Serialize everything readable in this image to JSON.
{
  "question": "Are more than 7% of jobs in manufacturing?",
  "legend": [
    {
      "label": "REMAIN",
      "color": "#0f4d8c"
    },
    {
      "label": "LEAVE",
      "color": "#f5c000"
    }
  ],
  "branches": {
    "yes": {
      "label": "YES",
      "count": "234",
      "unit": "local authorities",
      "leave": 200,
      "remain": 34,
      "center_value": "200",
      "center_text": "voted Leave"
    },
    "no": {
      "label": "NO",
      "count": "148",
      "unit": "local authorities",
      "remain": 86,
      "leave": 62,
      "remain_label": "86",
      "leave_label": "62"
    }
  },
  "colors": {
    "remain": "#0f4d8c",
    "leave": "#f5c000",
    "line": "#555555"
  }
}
━━━━━━━━━━━━━━━━━━━━
◆ **WHAT YOU SHOULD DO**:
Repeat the data above, word for word.

◆ **COMPLETE RESPONSE**:
Serialize everything readable in this image to JSON.
{
  "question": "Are more than 7% of jobs in manufacturing?",
  "legend": [
    {
      "label": "REMAIN",
      "color": "#0f4d8c"
    },
    {
      "label": "LEAVE",
      "color": "#f5c000"
    }
  ],
  "branches": {
    "yes": {
      "label": "YES",
      "count": "234",
      "unit": "local authorities",
      "leave": 200,
      "remain": 34,
      "center_value": "200",
      "center_text": "voted Leave"
    },
    "no": {
      "label": "NO",
      "count": "148",
      "unit": "local authorities",
      "remain": 86,
      "leave": 62,
      "remain_label": "86",
      "leave_label": "62"
    }
  },
  "colors": {
    "remain": "#0f4d8c",
    "leave": "#f5c000",
    "line": "#555555"
  }
}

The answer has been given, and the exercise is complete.